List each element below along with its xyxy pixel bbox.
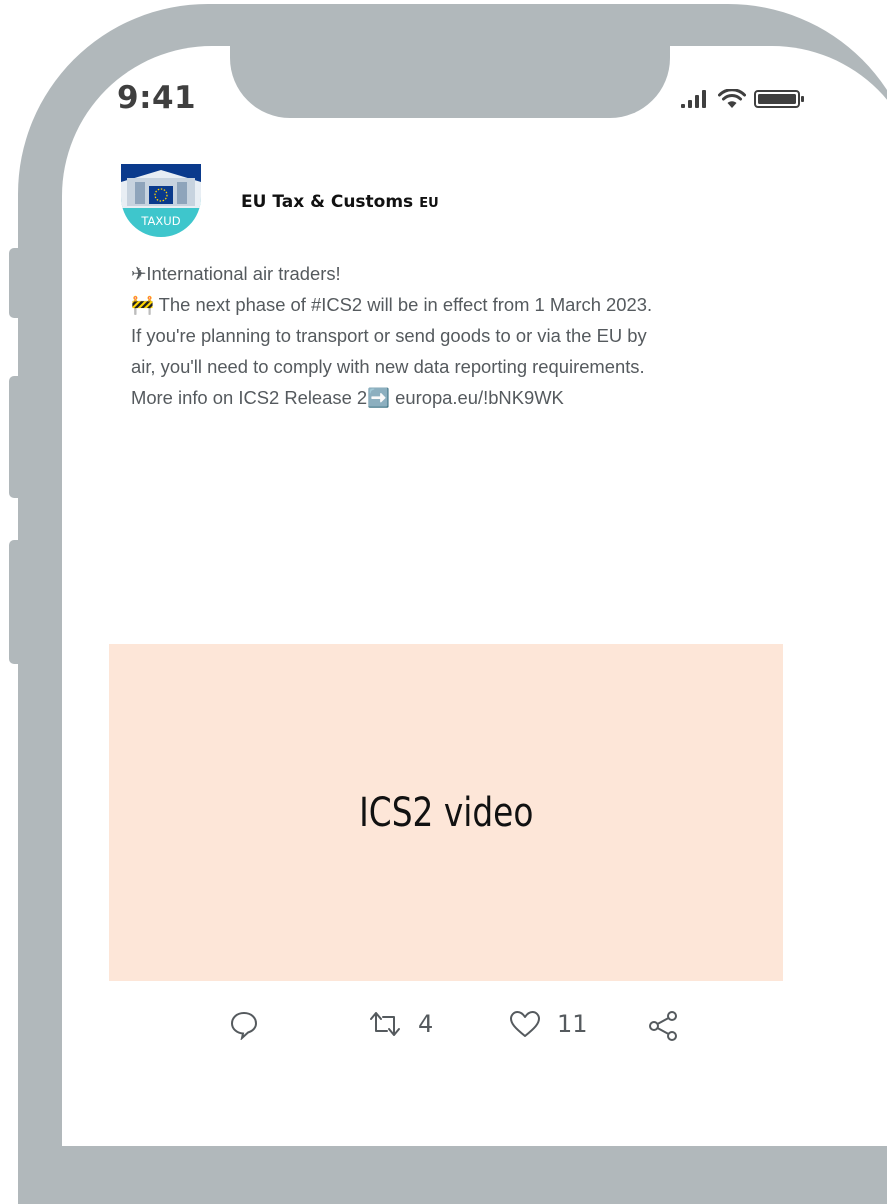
tweet-line-link[interactable]: More info on ICS2 Release 2➡️ europa.eu/… — [131, 382, 771, 413]
tweet-line: ✈International air traders! — [131, 263, 341, 284]
share-icon — [649, 1011, 677, 1041]
share-button[interactable] — [648, 1010, 680, 1042]
tweet-line: If you're planning to transport or send … — [131, 325, 647, 346]
retweet-button[interactable]: 4 — [368, 1010, 433, 1038]
reply-button[interactable] — [230, 1010, 258, 1040]
heart-icon — [510, 1011, 540, 1037]
author-name[interactable]: EU Tax & Customs EU — [241, 192, 439, 212]
tweet-actions: 4 11 — [0, 1010, 887, 1060]
like-button[interactable]: 11 — [509, 1010, 588, 1038]
tweet-line: air, you'll need to comply with new data… — [131, 356, 645, 377]
retweet-icon — [370, 1012, 400, 1036]
author-region-flag: EU — [419, 196, 439, 211]
comment-icon — [230, 1011, 258, 1040]
retweet-count: 4 — [418, 1010, 434, 1038]
phone-notch — [230, 30, 670, 118]
like-count: 11 — [557, 1010, 588, 1038]
status-time: 9:41 — [117, 80, 197, 116]
video-placeholder[interactable]: ICS2 video — [109, 644, 783, 981]
author-display-name: EU Tax & Customs — [241, 192, 414, 212]
cellular-signal-icon — [681, 90, 706, 108]
video-label: ICS2 video — [358, 789, 534, 836]
battery-icon — [754, 90, 804, 108]
tweet-line: 🚧 The next phase of #ICS2 will be in eff… — [131, 294, 653, 315]
svg-text:TAXUD: TAXUD — [140, 214, 180, 228]
wifi-icon — [718, 89, 746, 108]
tweet-text: ✈International air traders! 🚧 The next p… — [131, 258, 771, 413]
status-icons — [680, 89, 806, 109]
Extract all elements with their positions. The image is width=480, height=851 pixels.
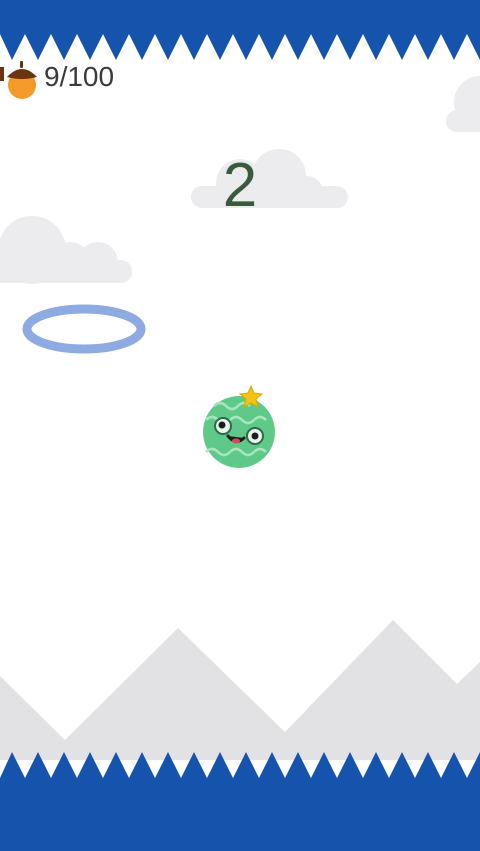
game-scene bbox=[0, 0, 480, 851]
acorn-count-text: 9/100 bbox=[44, 61, 115, 92]
cloud bbox=[446, 76, 480, 132]
hoop-ring bbox=[22, 304, 146, 354]
score-display: 2 bbox=[222, 151, 258, 220]
right-pupil bbox=[251, 432, 259, 440]
cloud bbox=[0, 216, 132, 284]
acorn-counter: 9/100 bbox=[0, 55, 114, 99]
ball-body bbox=[203, 396, 275, 468]
melon-ball-character[interactable] bbox=[203, 384, 275, 468]
acorn-icon bbox=[0, 55, 44, 99]
mountains bbox=[0, 620, 480, 760]
left-pupil bbox=[218, 421, 226, 429]
bottom-spike-border bbox=[0, 752, 480, 851]
tongue bbox=[232, 438, 240, 444]
top-spike-border bbox=[0, 0, 480, 60]
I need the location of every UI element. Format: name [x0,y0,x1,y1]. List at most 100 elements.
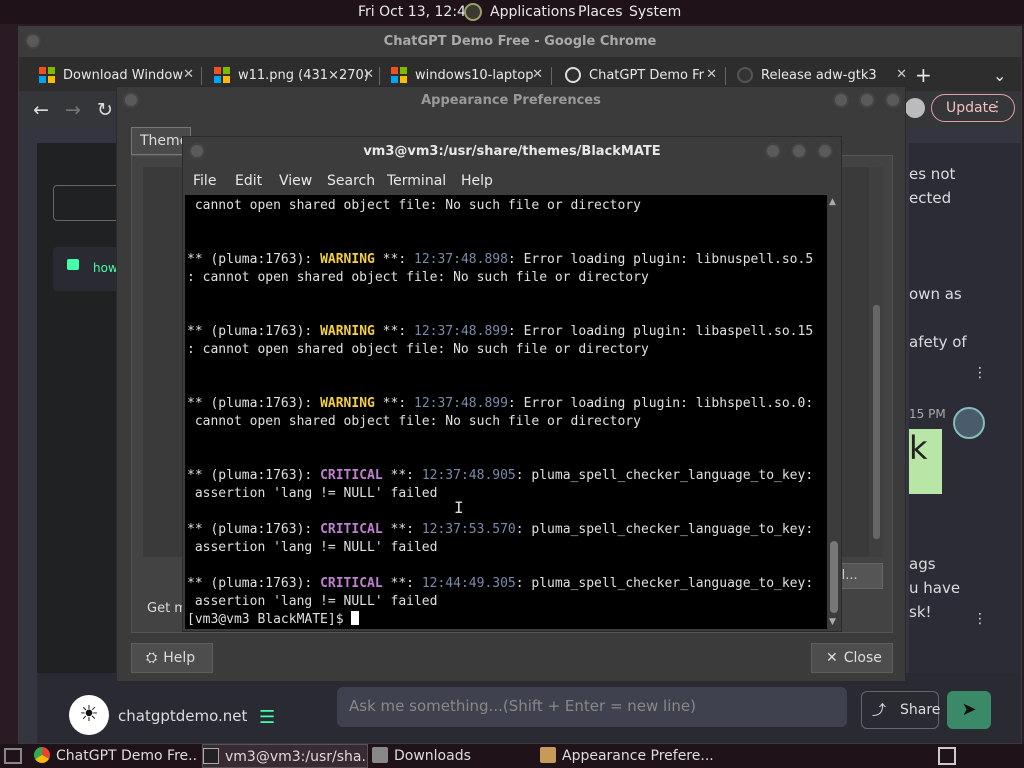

-- -- --

Set out every line of the material above as a numbered list, skipping any blank lines and leaving out the pictures.

FINISHED EXERCISE –
1. List each element below along with its xyxy pixel bbox.
2. tweet-line-link[interactable]: More info on ICS2 Release 2➡️ europa.eu/… — [131, 382, 771, 413]
3. tweet-line: ✈International air traders! — [131, 263, 341, 284]
4. share-icon — [649, 1011, 677, 1041]
5. share-button[interactable] — [648, 1010, 680, 1042]
6. tweet-line: If you're planning to transport or send … — [131, 325, 647, 346]
7. retweet-button[interactable]: 4 — [368, 1010, 433, 1038]
8. reply-button[interactable] — [230, 1010, 258, 1040]
9. heart-icon — [510, 1011, 540, 1037]
10. author-name[interactable]: EU Tax & Customs EU — [241, 192, 439, 212]
11. tweet-actions: 4 11 — [0, 1010, 887, 1060]
12. like-button[interactable]: 11 — [509, 1010, 588, 1038]
13. tweet-line: air, you'll need to comply with new data… — [131, 356, 645, 377]
14. retweet-icon — [370, 1012, 400, 1036]
15. author-region-flag: EU — [419, 196, 439, 211]
16. comment-icon — [230, 1011, 258, 1040]
17. retweet-count: 4 — [418, 1010, 434, 1038]
18. phone-notch — [230, 30, 670, 118]
19. like-count: 11 — [557, 1010, 588, 1038]
20. status-time: 9:41 — [117, 80, 197, 116]
21. video-placeholder[interactable]: ICS2 video — [109, 644, 783, 981]
22. author-display-name: EU Tax & Customs — [241, 192, 414, 212]
23. cellular-signal-icon — [681, 90, 706, 108]
24. video-label: ICS2 video — [358, 789, 534, 836]
25. battery-icon — [754, 90, 804, 108]
26. tweet-line: 🚧 The next phase of #ICS2 will be in eff… — [131, 294, 653, 315]
27. svg-text:TAXUD: TAXUD — [140, 214, 180, 228]
28. wifi-icon — [718, 89, 746, 108]
29. tweet-text: ✈International air traders! 🚧 The next p… — [131, 258, 771, 413]
30. status-icons — [680, 89, 806, 109]
31. Extract all elements with their positions. The image is width=480, height=851 pixels.
32. game-scene bbox=[0, 0, 480, 851]
33. acorn-count-text: 9/100 bbox=[44, 61, 115, 92]
34. cloud bbox=[446, 76, 480, 132]
35. hoop-ring bbox=[22, 304, 146, 354]
36. score-display: 2 bbox=[222, 151, 258, 220]
37. right-pupil bbox=[251, 432, 259, 440]
38. cloud bbox=[0, 216, 132, 284]
39. acorn-counter: 9/100 bbox=[0, 55, 114, 99]
40. ball-body bbox=[203, 396, 275, 468]
41. melon-ball-character[interactable] bbox=[203, 384, 275, 468]
42. acorn-icon bbox=[0, 55, 44, 99]
43. mountains bbox=[0, 620, 480, 760]
44. left-pupil bbox=[218, 421, 226, 429]
45. bottom-spike-border bbox=[0, 752, 480, 851]
46. tongue bbox=[232, 438, 240, 444]
47. top-spike-border bbox=[0, 0, 480, 60]
48. I need the location of every UI element. Format: name [x0,y0,x1,y1]. List at most 100 elements.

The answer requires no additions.